### Written request
In the copy, include every entry exactly but none of the images.

** START OF Excerpted data **

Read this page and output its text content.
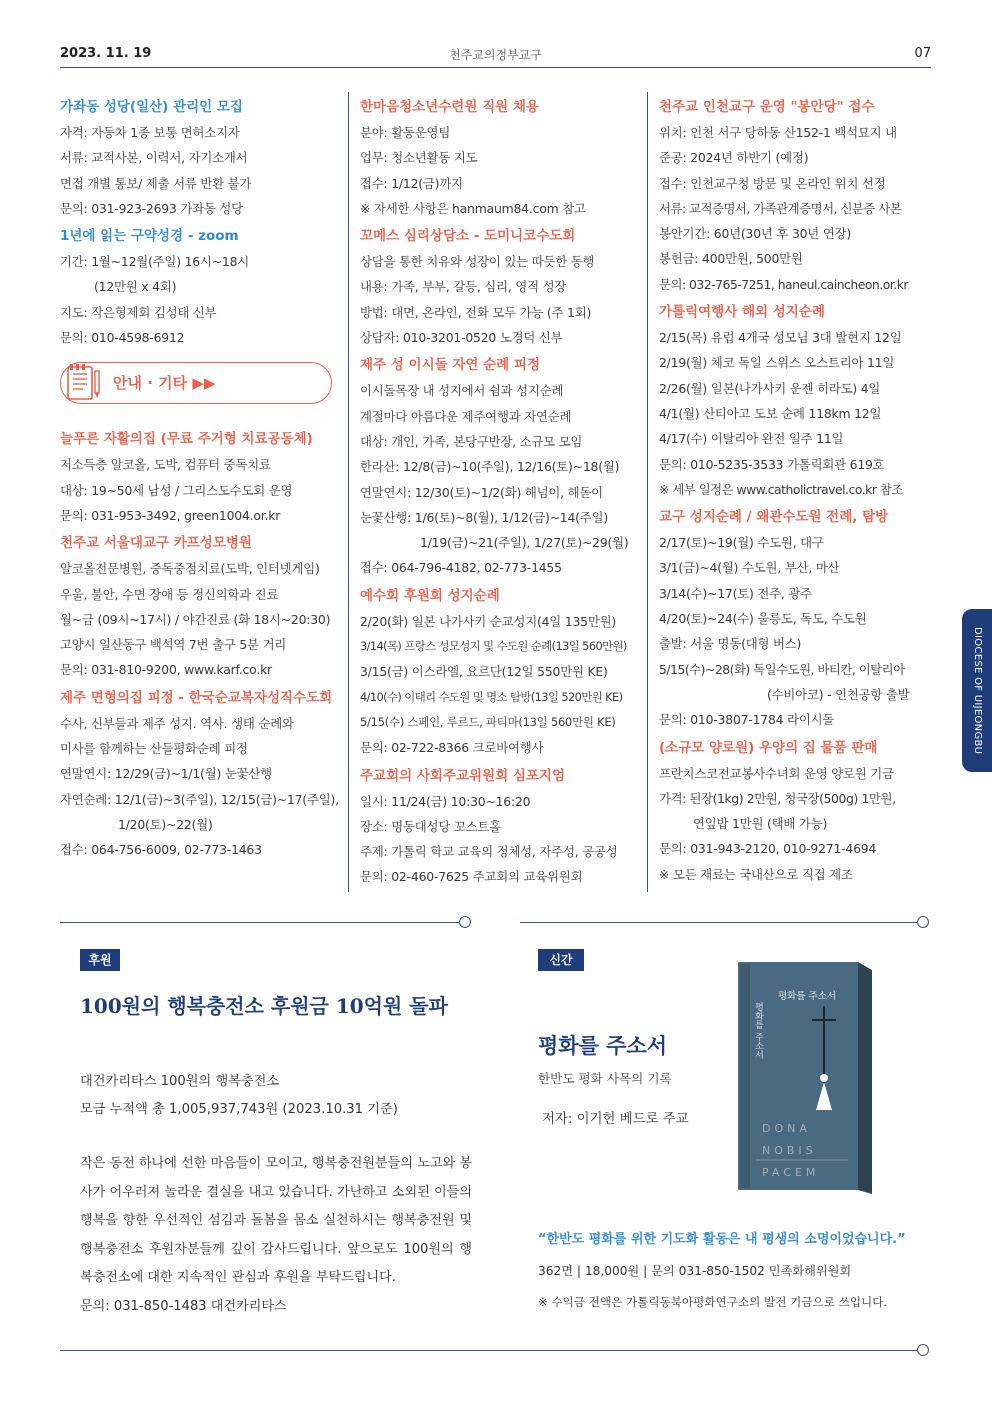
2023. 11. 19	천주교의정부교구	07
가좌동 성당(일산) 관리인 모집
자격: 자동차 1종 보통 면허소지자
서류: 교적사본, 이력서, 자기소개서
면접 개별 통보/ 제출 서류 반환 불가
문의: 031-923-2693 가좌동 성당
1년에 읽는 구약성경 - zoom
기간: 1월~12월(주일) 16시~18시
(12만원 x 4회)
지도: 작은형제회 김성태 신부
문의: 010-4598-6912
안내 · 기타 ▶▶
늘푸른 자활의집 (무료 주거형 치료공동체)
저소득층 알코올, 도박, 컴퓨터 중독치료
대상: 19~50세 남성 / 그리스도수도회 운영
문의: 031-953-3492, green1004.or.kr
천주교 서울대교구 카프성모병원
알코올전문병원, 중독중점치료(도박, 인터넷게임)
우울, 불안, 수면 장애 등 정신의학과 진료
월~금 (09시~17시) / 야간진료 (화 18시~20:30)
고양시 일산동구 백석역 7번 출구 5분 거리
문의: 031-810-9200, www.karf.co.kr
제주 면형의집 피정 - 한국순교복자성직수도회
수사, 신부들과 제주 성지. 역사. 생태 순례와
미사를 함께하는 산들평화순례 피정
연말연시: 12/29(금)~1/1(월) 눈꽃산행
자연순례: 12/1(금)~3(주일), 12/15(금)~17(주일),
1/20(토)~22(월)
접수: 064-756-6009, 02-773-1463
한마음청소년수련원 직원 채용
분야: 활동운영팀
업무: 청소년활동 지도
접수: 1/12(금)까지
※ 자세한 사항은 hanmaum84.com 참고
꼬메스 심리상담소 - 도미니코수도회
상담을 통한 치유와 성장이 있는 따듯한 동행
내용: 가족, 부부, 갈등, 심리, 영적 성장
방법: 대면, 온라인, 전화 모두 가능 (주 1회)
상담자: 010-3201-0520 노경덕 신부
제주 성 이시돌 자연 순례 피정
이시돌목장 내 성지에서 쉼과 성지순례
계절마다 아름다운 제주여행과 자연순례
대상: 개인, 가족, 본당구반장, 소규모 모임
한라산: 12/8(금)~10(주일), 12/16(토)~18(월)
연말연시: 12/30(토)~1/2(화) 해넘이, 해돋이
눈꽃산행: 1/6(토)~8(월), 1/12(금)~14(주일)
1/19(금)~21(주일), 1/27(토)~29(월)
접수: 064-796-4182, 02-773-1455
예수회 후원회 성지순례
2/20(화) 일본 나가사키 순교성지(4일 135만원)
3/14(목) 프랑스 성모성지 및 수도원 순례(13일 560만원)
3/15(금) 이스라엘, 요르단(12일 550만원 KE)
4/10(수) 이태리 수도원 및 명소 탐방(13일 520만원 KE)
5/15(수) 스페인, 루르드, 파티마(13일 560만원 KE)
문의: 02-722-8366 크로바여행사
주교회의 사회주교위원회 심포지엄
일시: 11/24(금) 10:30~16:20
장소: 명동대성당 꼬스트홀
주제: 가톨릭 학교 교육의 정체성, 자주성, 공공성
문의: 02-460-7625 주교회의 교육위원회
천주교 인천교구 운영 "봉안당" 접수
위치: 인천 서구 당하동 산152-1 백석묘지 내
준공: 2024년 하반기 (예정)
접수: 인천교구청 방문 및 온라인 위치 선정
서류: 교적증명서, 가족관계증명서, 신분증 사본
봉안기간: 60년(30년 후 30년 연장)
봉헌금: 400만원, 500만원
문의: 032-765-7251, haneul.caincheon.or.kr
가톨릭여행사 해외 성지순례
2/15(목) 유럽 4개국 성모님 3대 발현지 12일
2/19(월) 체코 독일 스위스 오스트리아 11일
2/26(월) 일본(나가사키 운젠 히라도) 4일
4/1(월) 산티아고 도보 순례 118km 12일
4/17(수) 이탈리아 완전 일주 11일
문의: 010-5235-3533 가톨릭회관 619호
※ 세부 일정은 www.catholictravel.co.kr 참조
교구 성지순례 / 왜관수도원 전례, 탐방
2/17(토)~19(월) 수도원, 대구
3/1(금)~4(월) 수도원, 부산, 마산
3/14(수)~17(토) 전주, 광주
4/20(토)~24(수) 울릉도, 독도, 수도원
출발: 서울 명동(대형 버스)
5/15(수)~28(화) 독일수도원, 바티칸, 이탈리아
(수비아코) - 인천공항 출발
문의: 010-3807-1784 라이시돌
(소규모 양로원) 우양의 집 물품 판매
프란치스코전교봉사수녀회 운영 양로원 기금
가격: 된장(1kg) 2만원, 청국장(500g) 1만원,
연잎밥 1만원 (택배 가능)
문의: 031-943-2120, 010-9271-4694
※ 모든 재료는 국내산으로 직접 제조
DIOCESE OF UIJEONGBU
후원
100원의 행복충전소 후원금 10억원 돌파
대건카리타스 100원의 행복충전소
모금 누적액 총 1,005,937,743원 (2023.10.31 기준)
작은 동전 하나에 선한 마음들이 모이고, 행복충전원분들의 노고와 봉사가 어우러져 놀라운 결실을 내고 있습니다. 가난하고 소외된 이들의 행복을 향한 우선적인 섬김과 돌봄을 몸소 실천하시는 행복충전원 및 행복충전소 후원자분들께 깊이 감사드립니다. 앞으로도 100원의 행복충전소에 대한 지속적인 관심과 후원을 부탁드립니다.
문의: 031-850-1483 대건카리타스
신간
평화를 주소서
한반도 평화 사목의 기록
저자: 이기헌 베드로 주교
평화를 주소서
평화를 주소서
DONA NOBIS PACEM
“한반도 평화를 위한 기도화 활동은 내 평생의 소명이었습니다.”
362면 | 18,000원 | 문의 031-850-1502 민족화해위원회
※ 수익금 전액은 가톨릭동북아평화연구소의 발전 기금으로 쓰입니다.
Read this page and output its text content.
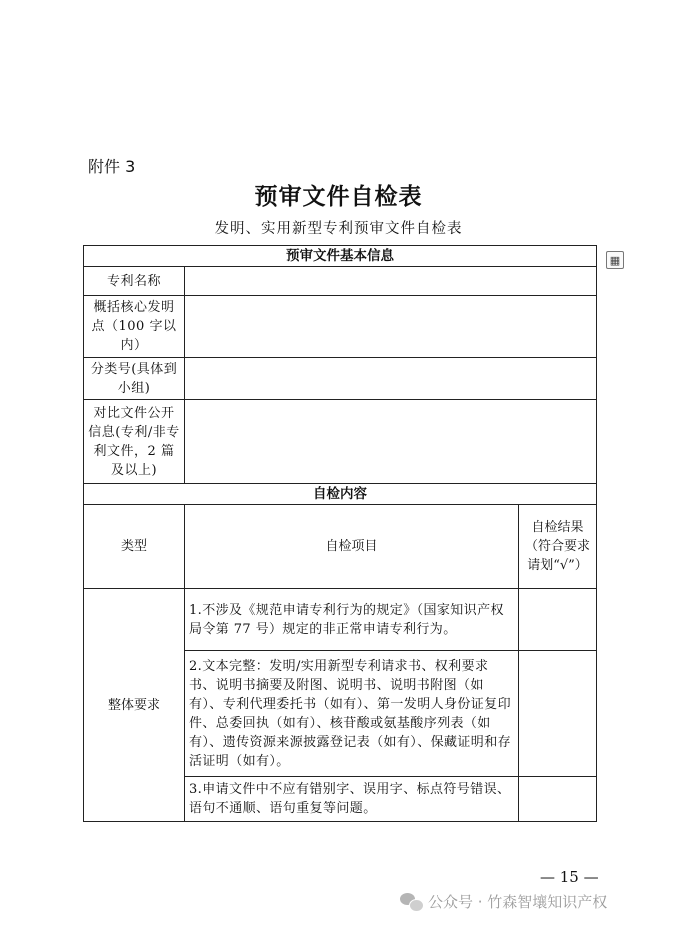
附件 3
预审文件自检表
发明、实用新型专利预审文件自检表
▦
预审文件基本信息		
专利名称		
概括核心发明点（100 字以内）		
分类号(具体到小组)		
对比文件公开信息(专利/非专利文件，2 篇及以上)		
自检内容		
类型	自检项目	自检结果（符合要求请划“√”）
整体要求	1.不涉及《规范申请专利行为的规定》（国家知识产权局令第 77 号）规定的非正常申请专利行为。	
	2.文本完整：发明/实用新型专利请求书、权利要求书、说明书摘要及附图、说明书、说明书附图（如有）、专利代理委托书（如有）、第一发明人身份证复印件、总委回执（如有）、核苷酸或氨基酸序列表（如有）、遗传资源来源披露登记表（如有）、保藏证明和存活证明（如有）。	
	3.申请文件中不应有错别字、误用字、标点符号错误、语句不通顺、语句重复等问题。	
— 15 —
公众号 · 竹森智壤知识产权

** END OF Excerpted data **

### Answer to this exercise
Read this page and output its text content.
2023. 11. 19	천주교의정부교구	07
가좌동 성당(일산) 관리인 모집
자격: 자동차 1종 보통 면허소지자
서류: 교적사본, 이력서, 자기소개서
면접 개별 통보/ 제출 서류 반환 불가
문의: 031-923-2693 가좌동 성당
1년에 읽는 구약성경 - zoom
기간: 1월~12월(주일) 16시~18시
(12만원 x 4회)
지도: 작은형제회 김성태 신부
문의: 010-4598-6912
안내 · 기타 ▶▶
늘푸른 자활의집 (무료 주거형 치료공동체)
저소득층 알코올, 도박, 컴퓨터 중독치료
대상: 19~50세 남성 / 그리스도수도회 운영
문의: 031-953-3492, green1004.or.kr
천주교 서울대교구 카프성모병원
알코올전문병원, 중독중점치료(도박, 인터넷게임)
우울, 불안, 수면 장애 등 정신의학과 진료
월~금 (09시~17시) / 야간진료 (화 18시~20:30)
고양시 일산동구 백석역 7번 출구 5분 거리
문의: 031-810-9200, www.karf.co.kr
제주 면형의집 피정 - 한국순교복자성직수도회
수사, 신부들과 제주 성지. 역사. 생태 순례와
미사를 함께하는 산들평화순례 피정
연말연시: 12/29(금)~1/1(월) 눈꽃산행
자연순례: 12/1(금)~3(주일), 12/15(금)~17(주일),
1/20(토)~22(월)
접수: 064-756-6009, 02-773-1463
한마음청소년수련원 직원 채용
분야: 활동운영팀
업무: 청소년활동 지도
접수: 1/12(금)까지
※ 자세한 사항은 hanmaum84.com 참고
꼬메스 심리상담소 - 도미니코수도회
상담을 통한 치유와 성장이 있는 따듯한 동행
내용: 가족, 부부, 갈등, 심리, 영적 성장
방법: 대면, 온라인, 전화 모두 가능 (주 1회)
상담자: 010-3201-0520 노경덕 신부
제주 성 이시돌 자연 순례 피정
이시돌목장 내 성지에서 쉼과 성지순례
계절마다 아름다운 제주여행과 자연순례
대상: 개인, 가족, 본당구반장, 소규모 모임
한라산: 12/8(금)~10(주일), 12/16(토)~18(월)
연말연시: 12/30(토)~1/2(화) 해넘이, 해돋이
눈꽃산행: 1/6(토)~8(월), 1/12(금)~14(주일)
1/19(금)~21(주일), 1/27(토)~29(월)
접수: 064-796-4182, 02-773-1455
예수회 후원회 성지순례
2/20(화) 일본 나가사키 순교성지(4일 135만원)
3/14(목) 프랑스 성모성지 및 수도원 순례(13일 560만원)
3/15(금) 이스라엘, 요르단(12일 550만원 KE)
4/10(수) 이태리 수도원 및 명소 탐방(13일 520만원 KE)
5/15(수) 스페인, 루르드, 파티마(13일 560만원 KE)
문의: 02-722-8366 크로바여행사
주교회의 사회주교위원회 심포지엄
일시: 11/24(금) 10:30~16:20
장소: 명동대성당 꼬스트홀
주제: 가톨릭 학교 교육의 정체성, 자주성, 공공성
문의: 02-460-7625 주교회의 교육위원회
천주교 인천교구 운영 "봉안당" 접수
위치: 인천 서구 당하동 산152-1 백석묘지 내
준공: 2024년 하반기 (예정)
접수: 인천교구청 방문 및 온라인 위치 선정
서류: 교적증명서, 가족관계증명서, 신분증 사본
봉안기간: 60년(30년 후 30년 연장)
봉헌금: 400만원, 500만원
문의: 032-765-7251, haneul.caincheon.or.kr
가톨릭여행사 해외 성지순례
2/15(목) 유럽 4개국 성모님 3대 발현지 12일
2/19(월) 체코 독일 스위스 오스트리아 11일
2/26(월) 일본(나가사키 운젠 히라도) 4일
4/1(월) 산티아고 도보 순례 118km 12일
4/17(수) 이탈리아 완전 일주 11일
문의: 010-5235-3533 가톨릭회관 619호
※ 세부 일정은 www.catholictravel.co.kr 참조
교구 성지순례 / 왜관수도원 전례, 탐방
2/17(토)~19(월) 수도원, 대구
3/1(금)~4(월) 수도원, 부산, 마산
3/14(수)~17(토) 전주, 광주
4/20(토)~24(수) 울릉도, 독도, 수도원
출발: 서울 명동(대형 버스)
5/15(수)~28(화) 독일수도원, 바티칸, 이탈리아
(수비아코) - 인천공항 출발
문의: 010-3807-1784 라이시돌
(소규모 양로원) 우양의 집 물품 판매
프란치스코전교봉사수녀회 운영 양로원 기금
가격: 된장(1kg) 2만원, 청국장(500g) 1만원,
연잎밥 1만원 (택배 가능)
문의: 031-943-2120, 010-9271-4694
※ 모든 재료는 국내산으로 직접 제조
DIOCESE OF UIJEONGBU
후원
100원의 행복충전소 후원금 10억원 돌파
대건카리타스 100원의 행복충전소
모금 누적액 총 1,005,937,743원 (2023.10.31 기준)
작은 동전 하나에 선한 마음들이 모이고, 행복충전원분들의 노고와 봉사가 어우러져 놀라운 결실을 내고 있습니다. 가난하고 소외된 이들의 행복을 향한 우선적인 섬김과 돌봄을 몸소 실천하시는 행복충전원 및 행복충전소 후원자분들께 깊이 감사드립니다. 앞으로도 100원의 행복충전소에 대한 지속적인 관심과 후원을 부탁드립니다.
문의: 031-850-1483 대건카리타스
신간
평화를 주소서
한반도 평화 사목의 기록
저자: 이기헌 베드로 주교
평화를 주소서
평화를 주소서
DONA NOBIS PACEM
“한반도 평화를 위한 기도화 활동은 내 평생의 소명이었습니다.”
362면 | 18,000원 | 문의 031-850-1502 민족화해위원회
※ 수익금 전액은 가톨릭동북아평화연구소의 발전 기금으로 쓰입니다.
Read this page and output its text content.
附件 3
预审文件自检表
发明、实用新型专利预审文件自检表
▦
预审文件基本信息		
专利名称		
概括核心发明点（100 字以内）		
分类号(具体到小组)		
对比文件公开信息(专利/非专利文件，2 篇及以上)		
自检内容		
类型	自检项目	自检结果（符合要求请划“√”）
整体要求	1.不涉及《规范申请专利行为的规定》（国家知识产权局令第 77 号）规定的非正常申请专利行为。	
	2.文本完整：发明/实用新型专利请求书、权利要求书、说明书摘要及附图、说明书、说明书附图（如有）、专利代理委托书（如有）、第一发明人身份证复印件、总委回执（如有）、核苷酸或氨基酸序列表（如有）、遗传资源来源披露登记表（如有）、保藏证明和存活证明（如有）。	
	3.申请文件中不应有错别字、误用字、标点符号错误、语句不通顺、语句重复等问题。	
— 15 —
公众号 · 竹森智壤知识产权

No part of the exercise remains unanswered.